**TO BE DONE**: Pictures do not belong in the copy; restate the records below word for word.

**DATA FOR PROCESSING**:
+ + +

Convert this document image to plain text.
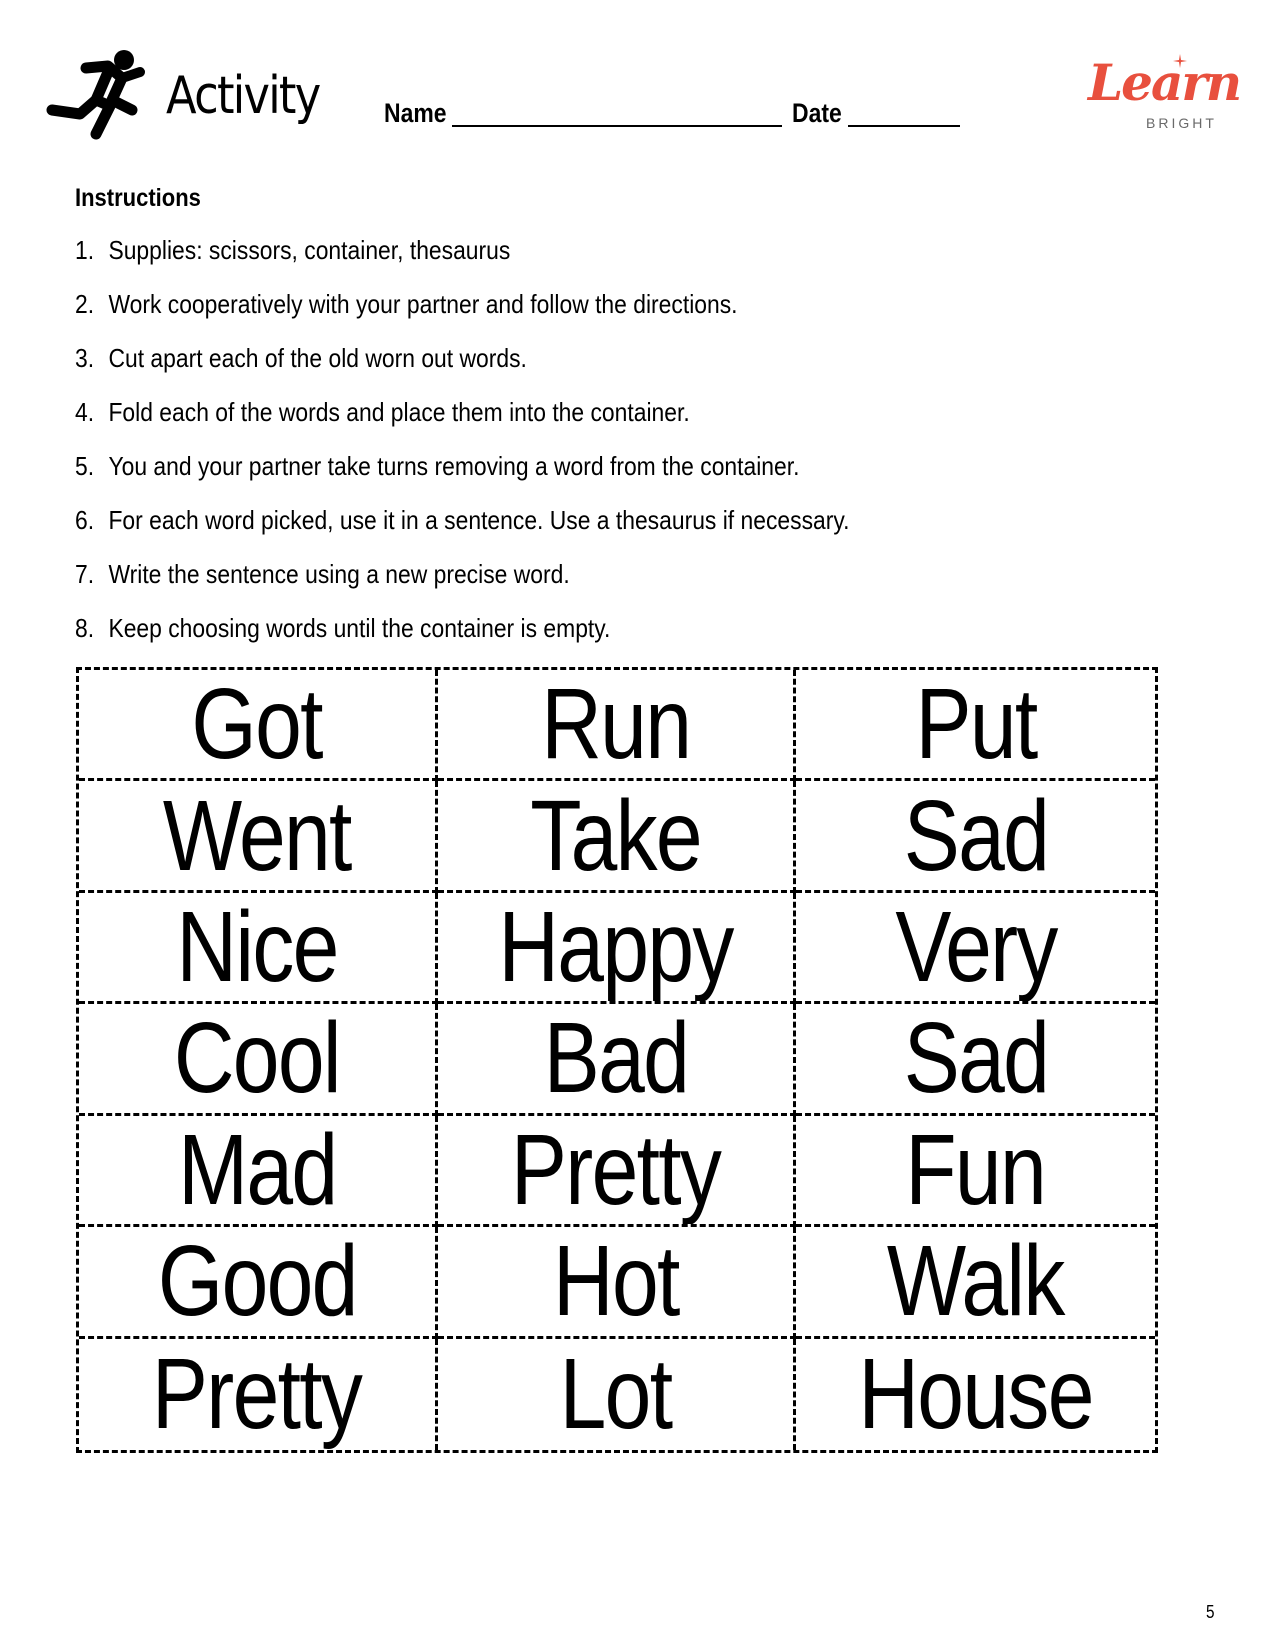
Activity Name	Date
Learn
BRIGHT
Instructions
1. Supplies: scissors, container, thesaurus
2. Work cooperatively with your partner and follow the directions.
3. Cut apart each of the old worn out words.
4. Fold each of the words and place them into the container.
5. You and your partner take turns removing a word from the container.
6. For each word picked, use it in a sentence. Use a thesaurus if necessary.
7. Write the sentence using a new precise word.
8. Keep choosing words until the container is empty.
Got Run Put
Went Take Sad
Nice Happy Very
Cool Bad Sad
Mad Pretty Fun
Good Hot Walk
Pretty Lot House
5
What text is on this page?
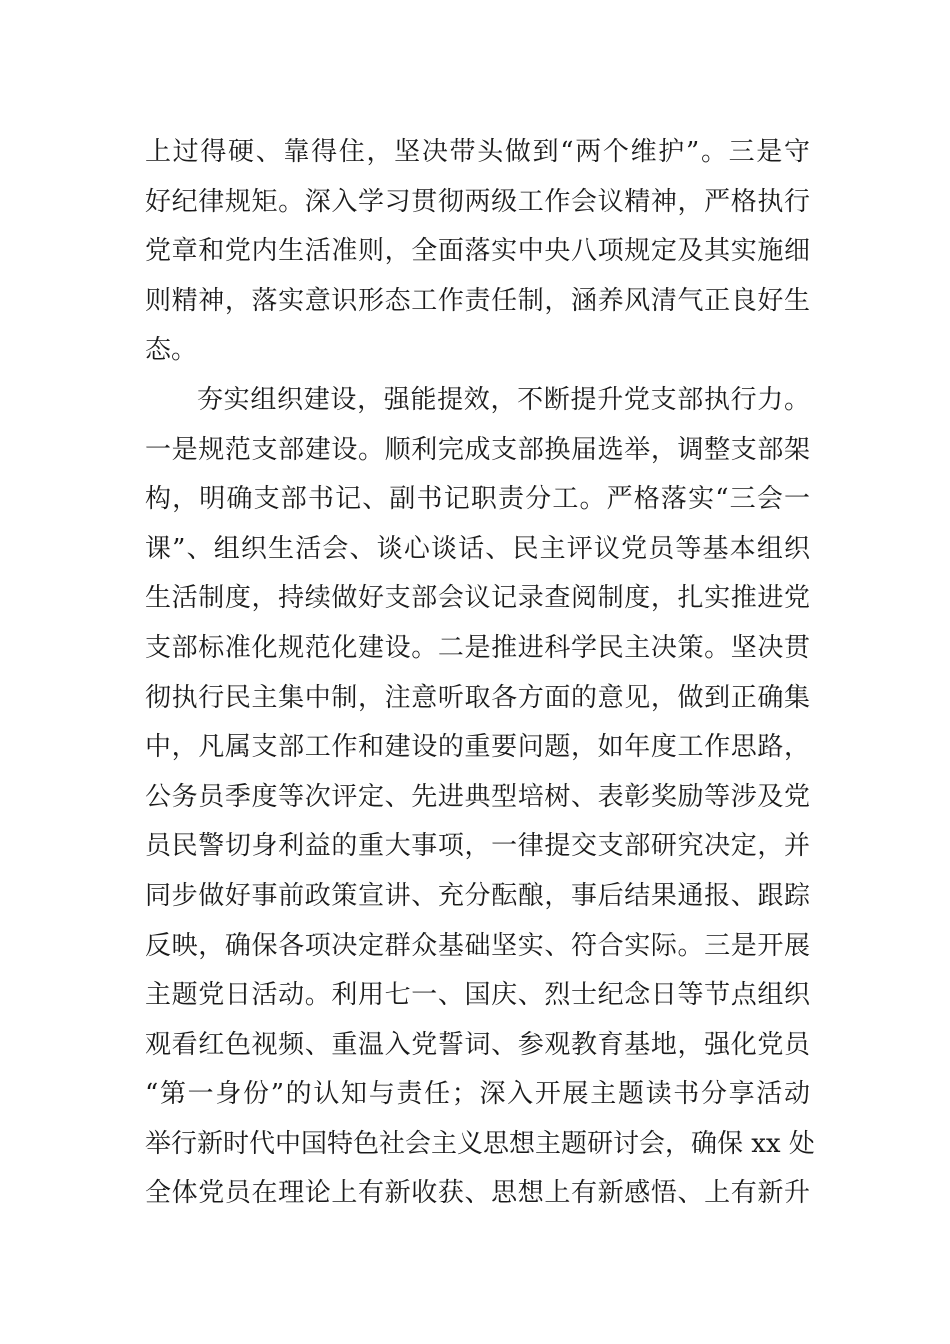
上过得硬、靠得住，坚决带头做到“两个维护”。三是守
好纪律规矩。深入学习贯彻两级工作会议精神，严格执行
党章和党内生活准则，全面落实中央八项规定及其实施细
则精神，落实意识形态工作责任制，涵养风清气正良好生
态。
夯实组织建设，强能提效，不断提升党支部执行力。
一是规范支部建设。顺利完成支部换届选举，调整支部架
构，明确支部书记、副书记职责分工。严格落实“三会一
课”、组织生活会、谈心谈话、民主评议党员等基本组织
生活制度，持续做好支部会议记录查阅制度，扎实推进党
支部标准化规范化建设。二是推进科学民主决策。坚决贯
彻执行民主集中制，注意听取各方面的意见，做到正确集
中，凡属支部工作和建设的重要问题，如年度工作思路，
公务员季度等次评定、先进典型培树、表彰奖励等涉及党
员民警切身利益的重大事项，一律提交支部研究决定，并
同步做好事前政策宣讲、充分酝酿，事后结果通报、跟踪
反映，确保各项决定群众基础坚实、符合实际。三是开展
主题党日活动。利用七一、国庆、烈士纪念日等节点组织
观看红色视频、重温入党誓词、参观教育基地，强化党员
“第一身份”的认知与责任；深入开展主题读书分享活动
举行新时代中国特色社会主义思想主题研讨会，确保 xx 处
全体党员在理论上有新收获、思想上有新感悟、上有新升
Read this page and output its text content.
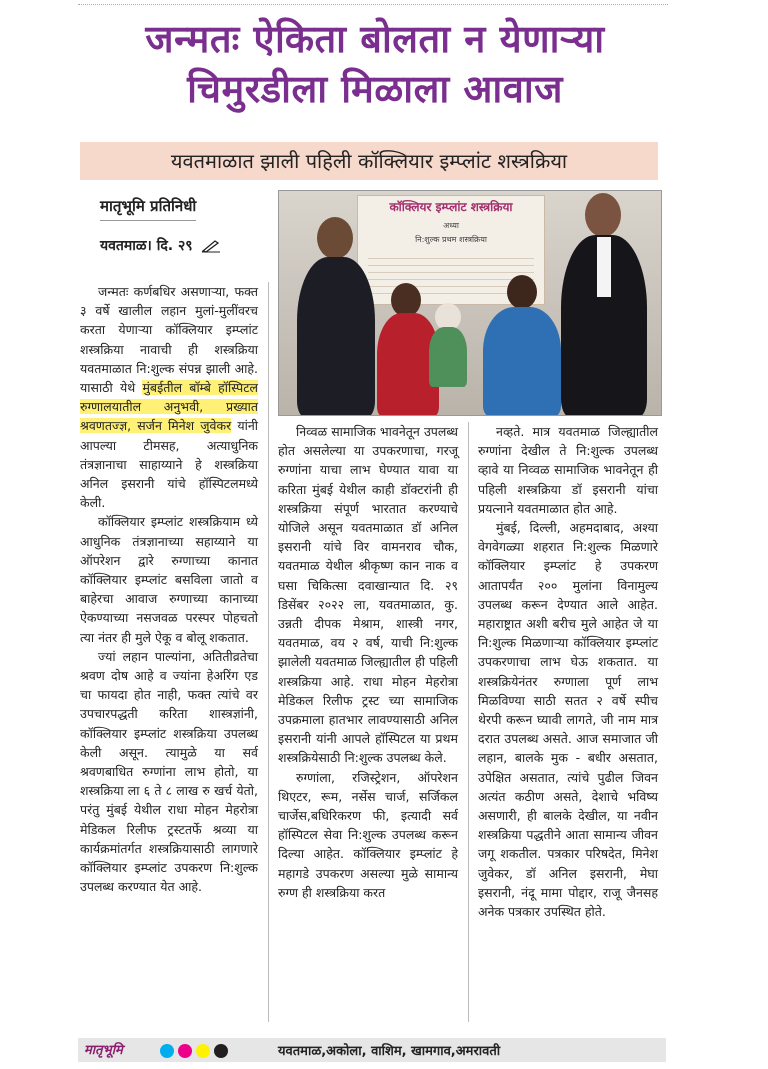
जन्मतः ऐकिता बोलता न येणाऱ्या
चिमुरडीला मिळाला आवाज
यवतमाळात झाली पहिली कॉक्लियार इम्प्लांट शस्त्रक्रिया
मातृभूमि प्रतिनिधी
यवतमाळ। दि. २९
कॉक्लियर इम्प्लांट शस्त्रक्रिया
अध्या
नि:शुल्क प्रथम शस्त्रक्रिया

जन्मतः कर्णबधिर असणाऱ्या, फक्त ३ वर्षे खालील लहान मुलां-मुलींवरच करता येणाऱ्या कॉक्लियार इम्प्लांट शस्त्रक्रिया नावाची ही शस्त्रक्रिया यवतमाळात नि:शुल्क संपन्न झाली आहे. यासाठी येथे मुंबईतील बॉम्बे हॉस्पिटल रुग्णालयातील अनुभवी, प्रख्यात श्रवणतज्ज्ञ, सर्जन मिनेश जुवेकर यांनी आपल्या टीमसह, अत्याधुनिक तंत्रज्ञानाचा साहाय्याने हे शस्त्रक्रिया अनिल इसरानी यांचे हॉस्पिटलमध्ये केली.

कॉक्लियार इम्प्लांट शस्त्रक्रियाम ध्ये आधुनिक तंत्रज्ञानाच्या सहाय्याने या ऑपरेशन द्वारे रुग्णाच्या कानात कॉक्लियार इम्प्लांट बसविला जातो व बाहेरचा आवाज रुग्णाच्या कानाच्या ऐकण्याच्या नसजवळ परस्पर पोहचतो त्या नंतर ही मुले ऐकू व बोलू शकतात.

ज्यां लहान पाल्यांना, अतितीव्रतेचा श्रवण दोष आहे व ज्यांना हेअरिंग एड चा फायदा होत नाही, फक्त त्यांचे वर उपचारपद्धती करिता शास्त्रज्ञांनी, कॉक्लियार इम्प्लांट शस्त्रक्रिया उपलब्ध केली असून. त्यामुळे या सर्व श्रवणबाधित रुग्णांना लाभ होतो, या शस्त्रक्रिया ला ६ ते ८ लाख रु खर्च येतो, परंतु मुंबई येथील राधा मोहन मेहरोत्रा मेडिकल रिलीफ ट्रस्टतर्फे श्रव्या या कार्यक्रमांतर्गत शस्त्रक्रियासाठी लागणारे कॉक्लियार इम्प्लांट उपकरण नि:शुल्क उपलब्ध करण्यात येत आहे.

निव्वळ सामाजिक भावनेतून उपलब्ध होत असलेल्या या उपकरणाचा, गरजू रुग्णांना याचा लाभ घेण्यात यावा या करिता मुंबई येथील काही डॉक्टरांनी ही शस्त्रक्रिया संपूर्ण भारतात करण्याचे योजिले असून यवतमाळात डॉ अनिल इसरानी यांचे विर वामनराव चौक, यवतमाळ येथील श्रीकृष्ण कान नाक व घसा चिकित्सा दवाखान्यात दि. २९ डिसेंबर २०२२ ला, यवतमाळात, कु. उन्नती दीपक मेश्राम, शास्त्री नगर, यवतमाळ, वय २ वर्ष, याची नि:शुल्क झालेली यवतमाळ जिल्ह्यातील ही पहिली शस्त्रक्रिया आहे. राधा मोहन मेहरोत्रा मेडिकल रिलीफ ट्रस्ट च्या सामाजिक उपक्रमाला हातभार लावण्यासाठी अनिल इसरानी यांनी आपले हॉस्पिटल या प्रथम शस्त्रक्रियेसाठी नि:शुल्क उपलब्ध केले.

रुग्णांला, रजिस्ट्रेशन, ऑपरेशन थिएटर, रूम, नर्सेस चार्ज, सर्जिकल चार्जेस,बधिरिकरण फी, इत्यादी सर्व हॉस्पिटल सेवा नि:शुल्क उपलब्ध करून दिल्या आहेत. कॉक्लियार इम्प्लांट हे महागडे उपकरण असल्या मुळे सामान्य रुग्ण ही शस्त्रक्रिया करत

नव्हते. मात्र यवतमाळ जिल्ह्यातील रुग्णांना देखील ते नि:शुल्क उपलब्ध व्हावे या निव्वळ सामाजिक भावनेतून ही पहिली शस्त्रक्रिया डॉ इसरानी यांचा प्रयत्नाने यवतमाळात होत आहे.

मुंबई, दिल्ली, अहमदाबाद, अश्या वेगवेगळ्या शहरात नि:शुल्क मिळणारे कॉक्लियार इम्प्लांट हे उपकरण आतापर्यंत २०० मुलांना विनामुल्य उपलब्ध करून देण्यात आले आहेत. महाराष्ट्रात अशी बरीच मुले आहेत जे या नि:शुल्क मिळणाऱ्या कॉक्लियार इम्प्लांट उपकरणाचा लाभ घेऊ शकतात. या शस्त्रक्रियेनंतर रुग्णाला पूर्ण लाभ मिळविण्या साठी सतत २ वर्षे स्पीच थेरपी करून घ्यावी लागते, जी नाम मात्र दरात उपलब्ध असते. आज समाजात जी लहान, बालके मुक - बधीर असतात, उपेक्षित असतात, त्यांचे पुढील जिवन अत्यंत कठीण असते, देशाचे भविष्य असणारी, ही बालके देखील, या नवीन शस्त्रक्रिया पद्धतीने आता सामान्य जीवन जगू शकतील. पत्रकार परिषदेत, मिनेश जुवेकर, डॉ अनिल इसरानी, मेघा इसरानी, नंदू मामा पोद्दार, राजू जैनसह अनेक पत्रकार उपस्थित होते.

मातृभूमि	यवतमाळ,अकोला, वाशिम, खामगाव,अमरावती
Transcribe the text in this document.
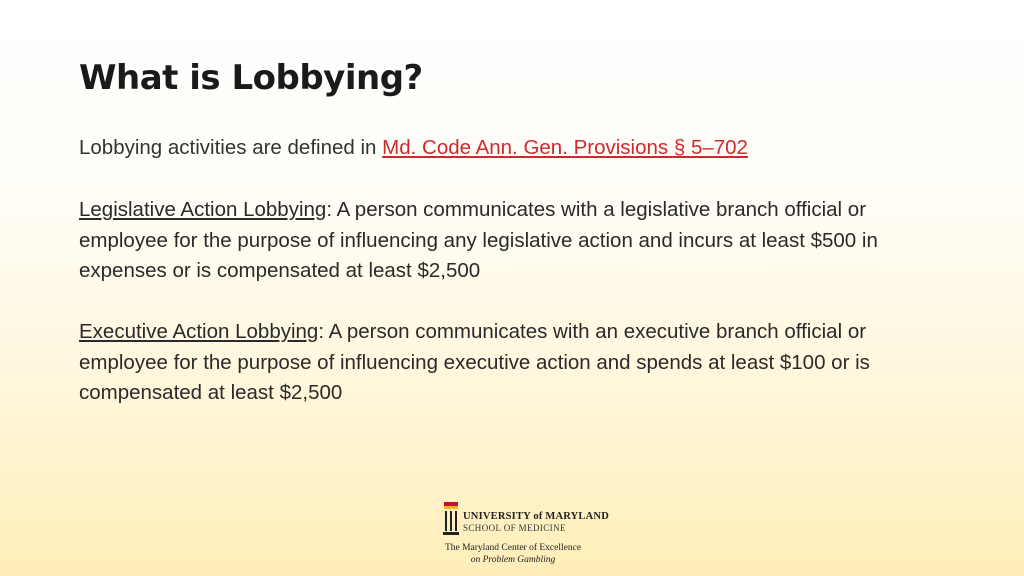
What is Lobbying?

Lobbying activities are defined in Md. Code Ann. Gen. Provisions § 5–702

Legislative Action Lobbying: A person communicates with a legislative branch official or employee for the purpose of influencing any legislative action and incurs at least $500 in expenses or is compensated at least $2,500

Executive Action Lobbying: A person communicates with an executive branch official or employee for the purpose of influencing executive action and spends at least $100 or is compensated at least $2,500

UNIVERSITY of MARYLAND
SCHOOL OF MEDICINE
The Maryland Center of Excellence
on Problem Gambling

+ + +

**EXERCISE RESPONSE**:
Convert this document image to plain text.
Activity Name	Date
Learn
BRIGHT
Instructions
1. Supplies: scissors, container, thesaurus
2. Work cooperatively with your partner and follow the directions.
3. Cut apart each of the old worn out words.
4. Fold each of the words and place them into the container.
5. You and your partner take turns removing a word from the container.
6. For each word picked, use it in a sentence. Use a thesaurus if necessary.
7. Write the sentence using a new precise word.
8. Keep choosing words until the container is empty.
Got Run Put
Went Take Sad
Nice Happy Very
Cool Bad Sad
Mad Pretty Fun
Good Hot Walk
Pretty Lot House
5
What text is on this page?
上过得硬、靠得住，坚决带头做到“两个维护”。三是守
好纪律规矩。深入学习贯彻两级工作会议精神，严格执行
党章和党内生活准则，全面落实中央八项规定及其实施细
则精神，落实意识形态工作责任制，涵养风清气正良好生
态。
夯实组织建设，强能提效，不断提升党支部执行力。
一是规范支部建设。顺利完成支部换届选举，调整支部架
构，明确支部书记、副书记职责分工。严格落实“三会一
课”、组织生活会、谈心谈话、民主评议党员等基本组织
生活制度，持续做好支部会议记录查阅制度，扎实推进党
支部标准化规范化建设。二是推进科学民主决策。坚决贯
彻执行民主集中制，注意听取各方面的意见，做到正确集
中，凡属支部工作和建设的重要问题，如年度工作思路，
公务员季度等次评定、先进典型培树、表彰奖励等涉及党
员民警切身利益的重大事项，一律提交支部研究决定，并
同步做好事前政策宣讲、充分酝酿，事后结果通报、跟踪
反映，确保各项决定群众基础坚实、符合实际。三是开展
主题党日活动。利用七一、国庆、烈士纪念日等节点组织
观看红色视频、重温入党誓词、参观教育基地，强化党员
“第一身份”的认知与责任；深入开展主题读书分享活动
举行新时代中国特色社会主义思想主题研讨会，确保 xx 处
全体党员在理论上有新收获、思想上有新感悟、上有新升
Read this page and output its text content.
जन्मतः ऐकिता बोलता न येणाऱ्या
चिमुरडीला मिळाला आवाज
यवतमाळात झाली पहिली कॉक्लियार इम्प्लांट शस्त्रक्रिया
मातृभूमि प्रतिनिधी
यवतमाळ। दि. २९
कॉक्लियर इम्प्लांट शस्त्रक्रिया
अध्या
नि:शुल्क प्रथम शस्त्रक्रिया

जन्मतः कर्णबधिर असणाऱ्या, फक्त ३ वर्षे खालील लहान मुलां-मुलींवरच करता येणाऱ्या कॉक्लियार इम्प्लांट शस्त्रक्रिया नावाची ही शस्त्रक्रिया यवतमाळात नि:शुल्क संपन्न झाली आहे. यासाठी येथे मुंबईतील बॉम्बे हॉस्पिटल रुग्णालयातील अनुभवी, प्रख्यात श्रवणतज्ज्ञ, सर्जन मिनेश जुवेकर यांनी आपल्या टीमसह, अत्याधुनिक तंत्रज्ञानाचा साहाय्याने हे शस्त्रक्रिया अनिल इसरानी यांचे हॉस्पिटलमध्ये केली.

कॉक्लियार इम्प्लांट शस्त्रक्रियाम ध्ये आधुनिक तंत्रज्ञानाच्या सहाय्याने या ऑपरेशन द्वारे रुग्णाच्या कानात कॉक्लियार इम्प्लांट बसविला जातो व बाहेरचा आवाज रुग्णाच्या कानाच्या ऐकण्याच्या नसजवळ परस्पर पोहचतो त्या नंतर ही मुले ऐकू व बोलू शकतात.

ज्यां लहान पाल्यांना, अतितीव्रतेचा श्रवण दोष आहे व ज्यांना हेअरिंग एड चा फायदा होत नाही, फक्त त्यांचे वर उपचारपद्धती करिता शास्त्रज्ञांनी, कॉक्लियार इम्प्लांट शस्त्रक्रिया उपलब्ध केली असून. त्यामुळे या सर्व श्रवणबाधित रुग्णांना लाभ होतो, या शस्त्रक्रिया ला ६ ते ८ लाख रु खर्च येतो, परंतु मुंबई येथील राधा मोहन मेहरोत्रा मेडिकल रिलीफ ट्रस्टतर्फे श्रव्या या कार्यक्रमांतर्गत शस्त्रक्रियासाठी लागणारे कॉक्लियार इम्प्लांट उपकरण नि:शुल्क उपलब्ध करण्यात येत आहे.

निव्वळ सामाजिक भावनेतून उपलब्ध होत असलेल्या या उपकरणाचा, गरजू रुग्णांना याचा लाभ घेण्यात यावा या करिता मुंबई येथील काही डॉक्टरांनी ही शस्त्रक्रिया संपूर्ण भारतात करण्याचे योजिले असून यवतमाळात डॉ अनिल इसरानी यांचे विर वामनराव चौक, यवतमाळ येथील श्रीकृष्ण कान नाक व घसा चिकित्सा दवाखान्यात दि. २९ डिसेंबर २०२२ ला, यवतमाळात, कु. उन्नती दीपक मेश्राम, शास्त्री नगर, यवतमाळ, वय २ वर्ष, याची नि:शुल्क झालेली यवतमाळ जिल्ह्यातील ही पहिली शस्त्रक्रिया आहे. राधा मोहन मेहरोत्रा मेडिकल रिलीफ ट्रस्ट च्या सामाजिक उपक्रमाला हातभार लावण्यासाठी अनिल इसरानी यांनी आपले हॉस्पिटल या प्रथम शस्त्रक्रियेसाठी नि:शुल्क उपलब्ध केले.

रुग्णांला, रजिस्ट्रेशन, ऑपरेशन थिएटर, रूम, नर्सेस चार्ज, सर्जिकल चार्जेस,बधिरिकरण फी, इत्यादी सर्व हॉस्पिटल सेवा नि:शुल्क उपलब्ध करून दिल्या आहेत. कॉक्लियार इम्प्लांट हे महागडे उपकरण असल्या मुळे सामान्य रुग्ण ही शस्त्रक्रिया करत

नव्हते. मात्र यवतमाळ जिल्ह्यातील रुग्णांना देखील ते नि:शुल्क उपलब्ध व्हावे या निव्वळ सामाजिक भावनेतून ही पहिली शस्त्रक्रिया डॉ इसरानी यांचा प्रयत्नाने यवतमाळात होत आहे.

मुंबई, दिल्ली, अहमदाबाद, अश्या वेगवेगळ्या शहरात नि:शुल्क मिळणारे कॉक्लियार इम्प्लांट हे उपकरण आतापर्यंत २०० मुलांना विनामुल्य उपलब्ध करून देण्यात आले आहेत. महाराष्ट्रात अशी बरीच मुले आहेत जे या नि:शुल्क मिळणाऱ्या कॉक्लियार इम्प्लांट उपकरणाचा लाभ घेऊ शकतात. या शस्त्रक्रियेनंतर रुग्णाला पूर्ण लाभ मिळविण्या साठी सतत २ वर्षे स्पीच थेरपी करून घ्यावी लागते, जी नाम मात्र दरात उपलब्ध असते. आज समाजात जी लहान, बालके मुक - बधीर असतात, उपेक्षित असतात, त्यांचे पुढील जिवन अत्यंत कठीण असते, देशाचे भविष्य असणारी, ही बालके देखील, या नवीन शस्त्रक्रिया पद्धतीने आता सामान्य जीवन जगू शकतील. पत्रकार परिषदेत, मिनेश जुवेकर, डॉ अनिल इसरानी, मेघा इसरानी, नंदू मामा पोद्दार, राजू जैनसह अनेक पत्रकार उपस्थित होते.

मातृभूमि	यवतमाळ,अकोला, वाशिम, खामगाव,अमरावती
Transcribe the text in this document.
What is Lobbying?

Lobbying activities are defined in Md. Code Ann. Gen. Provisions § 5–702

Legislative Action Lobbying: A person communicates with a legislative branch official or employee for the purpose of influencing any legislative action and incurs at least $500 in expenses or is compensated at least $2,500

Executive Action Lobbying: A person communicates with an executive branch official or employee for the purpose of influencing executive action and spends at least $100 or is compensated at least $2,500

UNIVERSITY of MARYLAND
SCHOOL OF MEDICINE
The Maryland Center of Excellence
on Problem Gambling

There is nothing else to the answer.